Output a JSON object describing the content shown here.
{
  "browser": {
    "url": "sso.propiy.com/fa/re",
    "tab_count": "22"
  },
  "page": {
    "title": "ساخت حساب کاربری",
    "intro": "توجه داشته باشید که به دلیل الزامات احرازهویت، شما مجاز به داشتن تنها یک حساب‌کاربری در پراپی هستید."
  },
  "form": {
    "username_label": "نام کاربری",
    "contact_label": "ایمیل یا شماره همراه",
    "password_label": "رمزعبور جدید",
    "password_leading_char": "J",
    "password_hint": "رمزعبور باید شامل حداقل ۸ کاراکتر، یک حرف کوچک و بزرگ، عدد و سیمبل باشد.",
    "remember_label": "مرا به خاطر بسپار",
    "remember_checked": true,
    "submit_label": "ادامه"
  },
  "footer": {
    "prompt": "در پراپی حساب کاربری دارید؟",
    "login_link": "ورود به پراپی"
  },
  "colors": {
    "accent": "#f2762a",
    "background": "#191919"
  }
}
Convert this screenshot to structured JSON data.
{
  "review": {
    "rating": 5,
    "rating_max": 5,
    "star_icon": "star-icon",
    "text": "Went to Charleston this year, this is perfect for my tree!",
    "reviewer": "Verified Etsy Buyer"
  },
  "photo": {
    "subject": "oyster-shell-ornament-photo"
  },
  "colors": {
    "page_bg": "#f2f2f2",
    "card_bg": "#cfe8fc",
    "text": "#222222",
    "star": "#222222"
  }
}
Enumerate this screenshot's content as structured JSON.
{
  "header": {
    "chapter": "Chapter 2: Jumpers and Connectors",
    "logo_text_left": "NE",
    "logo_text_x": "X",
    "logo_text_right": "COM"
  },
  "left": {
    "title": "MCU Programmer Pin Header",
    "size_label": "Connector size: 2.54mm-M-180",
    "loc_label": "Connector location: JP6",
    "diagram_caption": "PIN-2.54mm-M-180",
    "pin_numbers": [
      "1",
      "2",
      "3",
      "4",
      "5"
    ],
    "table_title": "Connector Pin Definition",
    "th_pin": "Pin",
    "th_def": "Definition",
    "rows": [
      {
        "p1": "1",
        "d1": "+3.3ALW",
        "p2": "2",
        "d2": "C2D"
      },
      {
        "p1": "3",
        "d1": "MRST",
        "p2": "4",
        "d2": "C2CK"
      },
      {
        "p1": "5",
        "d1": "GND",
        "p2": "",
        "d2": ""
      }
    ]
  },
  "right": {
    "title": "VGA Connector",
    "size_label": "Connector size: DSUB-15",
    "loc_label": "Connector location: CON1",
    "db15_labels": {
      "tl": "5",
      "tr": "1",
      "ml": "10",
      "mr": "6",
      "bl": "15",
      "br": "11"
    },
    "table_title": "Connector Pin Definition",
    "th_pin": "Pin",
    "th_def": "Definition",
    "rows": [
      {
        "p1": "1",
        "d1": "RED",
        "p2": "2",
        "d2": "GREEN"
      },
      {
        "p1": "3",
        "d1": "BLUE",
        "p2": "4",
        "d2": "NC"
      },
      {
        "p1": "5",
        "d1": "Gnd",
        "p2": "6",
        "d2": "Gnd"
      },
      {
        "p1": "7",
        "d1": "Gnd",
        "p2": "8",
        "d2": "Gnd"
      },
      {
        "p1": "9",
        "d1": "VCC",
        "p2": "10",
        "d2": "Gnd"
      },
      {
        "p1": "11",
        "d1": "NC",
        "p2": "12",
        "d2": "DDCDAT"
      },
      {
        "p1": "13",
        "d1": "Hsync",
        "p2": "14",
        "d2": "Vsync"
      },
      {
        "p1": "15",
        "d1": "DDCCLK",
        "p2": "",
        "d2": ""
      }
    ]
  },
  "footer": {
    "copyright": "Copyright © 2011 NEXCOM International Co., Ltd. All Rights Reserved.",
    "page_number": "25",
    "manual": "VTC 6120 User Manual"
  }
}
==================================================
DESCRIPTION OF THE TASK
Copy out every entry again, exactly as it was given.

WRITTEN SOLUTION
Output a JSON object describing the content shown here.
{
  "browser": {
    "url": "sso.propiy.com/fa/re",
    "tab_count": "22"
  },
  "page": {
    "title": "ساخت حساب کاربری",
    "intro": "توجه داشته باشید که به دلیل الزامات احرازهویت، شما مجاز به داشتن تنها یک حساب‌کاربری در پراپی هستید."
  },
  "form": {
    "username_label": "نام کاربری",
    "contact_label": "ایمیل یا شماره همراه",
    "password_label": "رمزعبور جدید",
    "password_leading_char": "J",
    "password_hint": "رمزعبور باید شامل حداقل ۸ کاراکتر، یک حرف کوچک و بزرگ، عدد و سیمبل باشد.",
    "remember_label": "مرا به خاطر بسپار",
    "remember_checked": true,
    "submit_label": "ادامه"
  },
  "footer": {
    "prompt": "در پراپی حساب کاربری دارید؟",
    "login_link": "ورود به پراپی"
  },
  "colors": {
    "accent": "#f2762a",
    "background": "#191919"
  }
}
Convert this screenshot to structured JSON data.
{
  "review": {
    "rating": 5,
    "rating_max": 5,
    "star_icon": "star-icon",
    "text": "Went to Charleston this year, this is perfect for my tree!",
    "reviewer": "Verified Etsy Buyer"
  },
  "photo": {
    "subject": "oyster-shell-ornament-photo"
  },
  "colors": {
    "page_bg": "#f2f2f2",
    "card_bg": "#cfe8fc",
    "text": "#222222",
    "star": "#222222"
  }
}
Enumerate this screenshot's content as structured JSON.
{
  "header": {
    "chapter": "Chapter 2: Jumpers and Connectors",
    "logo_text_left": "NE",
    "logo_text_x": "X",
    "logo_text_right": "COM"
  },
  "left": {
    "title": "MCU Programmer Pin Header",
    "size_label": "Connector size: 2.54mm-M-180",
    "loc_label": "Connector location: JP6",
    "diagram_caption": "PIN-2.54mm-M-180",
    "pin_numbers": [
      "1",
      "2",
      "3",
      "4",
      "5"
    ],
    "table_title": "Connector Pin Definition",
    "th_pin": "Pin",
    "th_def": "Definition",
    "rows": [
      {
        "p1": "1",
        "d1": "+3.3ALW",
        "p2": "2",
        "d2": "C2D"
      },
      {
        "p1": "3",
        "d1": "MRST",
        "p2": "4",
        "d2": "C2CK"
      },
      {
        "p1": "5",
        "d1": "GND",
        "p2": "",
        "d2": ""
      }
    ]
  },
  "right": {
    "title": "VGA Connector",
    "size_label": "Connector size: DSUB-15",
    "loc_label": "Connector location: CON1",
    "db15_labels": {
      "tl": "5",
      "tr": "1",
      "ml": "10",
      "mr": "6",
      "bl": "15",
      "br": "11"
    },
    "table_title": "Connector Pin Definition",
    "th_pin": "Pin",
    "th_def": "Definition",
    "rows": [
      {
        "p1": "1",
        "d1": "RED",
        "p2": "2",
        "d2": "GREEN"
      },
      {
        "p1": "3",
        "d1": "BLUE",
        "p2": "4",
        "d2": "NC"
      },
      {
        "p1": "5",
        "d1": "Gnd",
        "p2": "6",
        "d2": "Gnd"
      },
      {
        "p1": "7",
        "d1": "Gnd",
        "p2": "8",
        "d2": "Gnd"
      },
      {
        "p1": "9",
        "d1": "VCC",
        "p2": "10",
        "d2": "Gnd"
      },
      {
        "p1": "11",
        "d1": "NC",
        "p2": "12",
        "d2": "DDCDAT"
      },
      {
        "p1": "13",
        "d1": "Hsync",
        "p2": "14",
        "d2": "Vsync"
      },
      {
        "p1": "15",
        "d1": "DDCCLK",
        "p2": "",
        "d2": ""
      }
    ]
  },
  "footer": {
    "copyright": "Copyright © 2011 NEXCOM International Co., Ltd. All Rights Reserved.",
    "page_number": "25",
    "manual": "VTC 6120 User Manual"
  }
}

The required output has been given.